▶ [Exercise details]:
Compile every line that includes the word "coup".

════

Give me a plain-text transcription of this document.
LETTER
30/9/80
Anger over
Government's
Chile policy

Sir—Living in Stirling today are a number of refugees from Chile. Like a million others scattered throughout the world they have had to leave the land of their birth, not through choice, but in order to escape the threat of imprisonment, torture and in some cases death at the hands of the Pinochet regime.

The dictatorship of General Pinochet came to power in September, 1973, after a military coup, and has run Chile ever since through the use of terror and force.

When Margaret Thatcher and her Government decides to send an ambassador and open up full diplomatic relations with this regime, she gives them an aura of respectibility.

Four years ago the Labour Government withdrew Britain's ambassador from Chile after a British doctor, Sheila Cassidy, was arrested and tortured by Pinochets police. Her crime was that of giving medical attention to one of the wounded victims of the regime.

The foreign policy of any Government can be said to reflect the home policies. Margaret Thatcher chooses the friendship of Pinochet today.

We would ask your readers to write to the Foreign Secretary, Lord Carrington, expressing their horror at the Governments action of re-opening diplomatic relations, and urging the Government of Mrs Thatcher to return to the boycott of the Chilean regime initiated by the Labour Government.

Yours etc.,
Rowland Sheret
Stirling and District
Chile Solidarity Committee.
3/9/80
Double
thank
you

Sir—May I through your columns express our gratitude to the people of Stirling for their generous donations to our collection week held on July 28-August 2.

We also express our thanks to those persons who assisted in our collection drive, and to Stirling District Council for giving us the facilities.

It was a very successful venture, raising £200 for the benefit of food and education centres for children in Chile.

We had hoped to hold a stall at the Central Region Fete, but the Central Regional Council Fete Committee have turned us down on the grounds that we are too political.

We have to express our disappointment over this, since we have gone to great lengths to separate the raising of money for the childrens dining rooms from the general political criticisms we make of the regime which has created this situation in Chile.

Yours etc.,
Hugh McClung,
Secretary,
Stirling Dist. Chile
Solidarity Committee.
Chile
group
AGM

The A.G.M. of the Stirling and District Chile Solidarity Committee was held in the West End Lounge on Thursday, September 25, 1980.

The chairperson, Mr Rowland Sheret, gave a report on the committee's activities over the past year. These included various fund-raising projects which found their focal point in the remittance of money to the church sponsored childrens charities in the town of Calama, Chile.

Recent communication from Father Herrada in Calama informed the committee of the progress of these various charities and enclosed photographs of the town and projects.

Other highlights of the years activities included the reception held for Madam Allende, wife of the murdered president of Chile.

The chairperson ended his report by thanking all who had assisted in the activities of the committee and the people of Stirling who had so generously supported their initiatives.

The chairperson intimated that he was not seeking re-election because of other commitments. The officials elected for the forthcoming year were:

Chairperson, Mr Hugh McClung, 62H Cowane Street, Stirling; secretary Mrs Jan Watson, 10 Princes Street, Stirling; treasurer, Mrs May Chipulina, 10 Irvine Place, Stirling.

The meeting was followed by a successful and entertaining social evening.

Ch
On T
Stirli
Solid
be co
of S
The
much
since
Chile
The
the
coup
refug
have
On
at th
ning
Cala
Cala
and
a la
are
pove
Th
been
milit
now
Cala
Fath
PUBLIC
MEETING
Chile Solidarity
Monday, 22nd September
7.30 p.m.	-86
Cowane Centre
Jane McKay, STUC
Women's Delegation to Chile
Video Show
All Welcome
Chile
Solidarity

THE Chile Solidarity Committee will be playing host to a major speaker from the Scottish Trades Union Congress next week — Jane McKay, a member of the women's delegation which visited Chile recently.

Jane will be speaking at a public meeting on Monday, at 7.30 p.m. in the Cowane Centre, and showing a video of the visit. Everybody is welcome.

════

▶ [Solution]:
The dictatorship of General Pinochet came to power in September, 1973, after a military coup, and has run Chile ever since through the use of terror and force.
coup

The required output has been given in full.